### Problem details
What lines of the data hold the string "paid"? Pull each one out.

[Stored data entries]
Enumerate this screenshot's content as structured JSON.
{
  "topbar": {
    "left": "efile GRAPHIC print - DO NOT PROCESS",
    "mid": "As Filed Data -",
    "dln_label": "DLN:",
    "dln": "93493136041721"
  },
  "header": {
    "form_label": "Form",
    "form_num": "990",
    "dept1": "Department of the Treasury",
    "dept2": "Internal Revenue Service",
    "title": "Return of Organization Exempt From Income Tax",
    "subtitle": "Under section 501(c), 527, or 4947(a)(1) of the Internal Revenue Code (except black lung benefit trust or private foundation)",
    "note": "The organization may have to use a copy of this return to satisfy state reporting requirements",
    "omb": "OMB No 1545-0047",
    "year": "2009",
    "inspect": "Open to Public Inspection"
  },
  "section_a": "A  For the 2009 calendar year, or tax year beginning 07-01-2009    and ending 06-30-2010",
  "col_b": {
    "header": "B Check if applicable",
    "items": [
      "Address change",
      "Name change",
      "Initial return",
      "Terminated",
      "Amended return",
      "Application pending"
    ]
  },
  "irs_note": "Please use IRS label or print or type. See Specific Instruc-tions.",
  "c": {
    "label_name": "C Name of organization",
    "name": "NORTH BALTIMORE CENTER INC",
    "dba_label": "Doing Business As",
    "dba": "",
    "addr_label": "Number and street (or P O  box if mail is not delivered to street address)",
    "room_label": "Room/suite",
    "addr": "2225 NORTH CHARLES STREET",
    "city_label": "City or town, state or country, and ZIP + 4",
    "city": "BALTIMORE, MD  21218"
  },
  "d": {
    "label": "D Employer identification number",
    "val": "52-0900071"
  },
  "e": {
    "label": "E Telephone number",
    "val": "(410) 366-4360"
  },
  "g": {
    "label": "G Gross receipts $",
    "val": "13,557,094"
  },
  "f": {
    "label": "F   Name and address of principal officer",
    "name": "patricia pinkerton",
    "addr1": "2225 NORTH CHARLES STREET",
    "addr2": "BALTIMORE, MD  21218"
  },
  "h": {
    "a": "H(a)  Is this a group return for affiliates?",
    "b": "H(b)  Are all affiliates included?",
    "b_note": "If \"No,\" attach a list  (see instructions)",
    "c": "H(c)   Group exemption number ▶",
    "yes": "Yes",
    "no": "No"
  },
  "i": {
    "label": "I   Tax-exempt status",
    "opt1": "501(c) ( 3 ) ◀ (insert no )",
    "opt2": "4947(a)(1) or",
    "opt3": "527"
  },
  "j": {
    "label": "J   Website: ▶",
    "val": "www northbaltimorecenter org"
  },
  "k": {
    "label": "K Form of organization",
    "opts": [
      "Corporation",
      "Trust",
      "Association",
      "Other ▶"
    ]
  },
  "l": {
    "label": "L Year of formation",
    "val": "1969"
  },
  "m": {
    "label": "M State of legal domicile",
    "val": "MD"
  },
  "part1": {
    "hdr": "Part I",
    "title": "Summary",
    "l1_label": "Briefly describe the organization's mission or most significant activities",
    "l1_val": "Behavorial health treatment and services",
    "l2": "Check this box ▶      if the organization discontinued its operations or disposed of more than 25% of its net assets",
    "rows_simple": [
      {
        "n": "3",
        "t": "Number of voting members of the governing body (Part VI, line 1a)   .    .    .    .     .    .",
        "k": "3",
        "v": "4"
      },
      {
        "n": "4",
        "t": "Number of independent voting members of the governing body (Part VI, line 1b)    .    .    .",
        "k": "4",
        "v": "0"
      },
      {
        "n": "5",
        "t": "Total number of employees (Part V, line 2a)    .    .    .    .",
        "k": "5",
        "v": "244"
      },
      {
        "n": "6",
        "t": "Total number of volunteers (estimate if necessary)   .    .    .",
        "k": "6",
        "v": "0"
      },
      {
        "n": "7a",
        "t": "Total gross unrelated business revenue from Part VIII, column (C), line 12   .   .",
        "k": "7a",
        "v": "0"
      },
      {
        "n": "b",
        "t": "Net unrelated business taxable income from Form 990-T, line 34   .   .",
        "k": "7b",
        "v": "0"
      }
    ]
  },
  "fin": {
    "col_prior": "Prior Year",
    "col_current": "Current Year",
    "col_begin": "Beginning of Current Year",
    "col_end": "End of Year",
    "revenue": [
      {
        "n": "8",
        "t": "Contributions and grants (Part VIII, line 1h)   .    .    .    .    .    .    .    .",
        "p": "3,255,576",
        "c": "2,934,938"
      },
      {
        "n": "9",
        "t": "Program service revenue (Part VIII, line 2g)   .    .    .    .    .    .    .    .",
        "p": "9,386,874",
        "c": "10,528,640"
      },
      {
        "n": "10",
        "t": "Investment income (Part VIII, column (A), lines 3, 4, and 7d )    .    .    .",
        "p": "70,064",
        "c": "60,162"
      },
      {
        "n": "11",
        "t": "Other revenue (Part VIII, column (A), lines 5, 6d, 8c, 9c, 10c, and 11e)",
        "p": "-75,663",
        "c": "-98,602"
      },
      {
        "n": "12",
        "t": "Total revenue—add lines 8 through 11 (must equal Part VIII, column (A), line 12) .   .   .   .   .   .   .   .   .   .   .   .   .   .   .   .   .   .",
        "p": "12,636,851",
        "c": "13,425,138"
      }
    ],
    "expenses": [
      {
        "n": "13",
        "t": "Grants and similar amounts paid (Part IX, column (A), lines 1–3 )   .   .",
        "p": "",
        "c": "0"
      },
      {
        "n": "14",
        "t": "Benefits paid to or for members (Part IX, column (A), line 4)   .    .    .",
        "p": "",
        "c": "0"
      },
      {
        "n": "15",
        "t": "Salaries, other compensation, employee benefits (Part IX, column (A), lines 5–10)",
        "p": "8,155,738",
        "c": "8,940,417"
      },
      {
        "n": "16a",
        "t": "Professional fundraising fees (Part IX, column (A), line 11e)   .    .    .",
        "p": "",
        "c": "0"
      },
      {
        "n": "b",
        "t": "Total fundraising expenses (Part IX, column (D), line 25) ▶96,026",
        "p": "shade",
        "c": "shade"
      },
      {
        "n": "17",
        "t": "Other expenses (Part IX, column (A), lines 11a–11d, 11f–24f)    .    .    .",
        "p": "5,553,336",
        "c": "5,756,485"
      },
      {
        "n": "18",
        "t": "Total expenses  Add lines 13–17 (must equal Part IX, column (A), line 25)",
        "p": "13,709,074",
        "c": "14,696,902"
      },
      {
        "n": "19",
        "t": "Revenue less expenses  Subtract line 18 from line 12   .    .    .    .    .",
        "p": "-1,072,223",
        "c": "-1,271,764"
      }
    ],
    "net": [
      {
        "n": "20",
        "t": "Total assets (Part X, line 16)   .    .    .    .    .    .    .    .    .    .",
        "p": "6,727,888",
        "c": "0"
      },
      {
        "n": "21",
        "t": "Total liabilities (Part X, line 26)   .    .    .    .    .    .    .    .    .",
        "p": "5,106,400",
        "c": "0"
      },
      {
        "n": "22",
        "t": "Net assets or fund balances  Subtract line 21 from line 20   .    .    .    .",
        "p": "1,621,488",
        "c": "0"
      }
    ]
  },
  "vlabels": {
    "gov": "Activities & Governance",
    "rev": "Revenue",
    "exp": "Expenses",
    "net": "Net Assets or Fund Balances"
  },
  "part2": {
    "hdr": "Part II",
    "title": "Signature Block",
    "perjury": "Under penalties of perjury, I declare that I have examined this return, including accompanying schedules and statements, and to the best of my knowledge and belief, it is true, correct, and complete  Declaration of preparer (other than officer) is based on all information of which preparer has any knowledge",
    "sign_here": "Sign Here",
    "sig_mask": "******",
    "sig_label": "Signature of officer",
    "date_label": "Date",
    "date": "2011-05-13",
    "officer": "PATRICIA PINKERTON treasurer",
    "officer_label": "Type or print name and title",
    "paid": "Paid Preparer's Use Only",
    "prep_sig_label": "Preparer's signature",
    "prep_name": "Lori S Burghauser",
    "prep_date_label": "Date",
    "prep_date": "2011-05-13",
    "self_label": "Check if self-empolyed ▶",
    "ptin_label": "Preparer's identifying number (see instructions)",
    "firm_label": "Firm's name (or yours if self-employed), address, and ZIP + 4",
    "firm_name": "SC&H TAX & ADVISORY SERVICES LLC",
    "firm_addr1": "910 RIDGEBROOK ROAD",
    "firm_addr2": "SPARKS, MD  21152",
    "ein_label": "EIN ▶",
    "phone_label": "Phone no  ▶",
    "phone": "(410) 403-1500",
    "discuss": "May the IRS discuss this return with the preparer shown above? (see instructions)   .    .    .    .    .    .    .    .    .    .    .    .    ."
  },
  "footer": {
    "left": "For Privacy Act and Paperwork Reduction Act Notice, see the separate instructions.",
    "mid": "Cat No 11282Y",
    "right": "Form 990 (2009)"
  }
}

### Solved exercise
        "t": "Grants and similar amounts paid (Part IX, column (A), lines 1–3 )   .   .",
        "t": "Benefits paid to or for members (Part IX, column (A), line 4)   .    .    .",
    "paid": "Paid Preparer's Use Only",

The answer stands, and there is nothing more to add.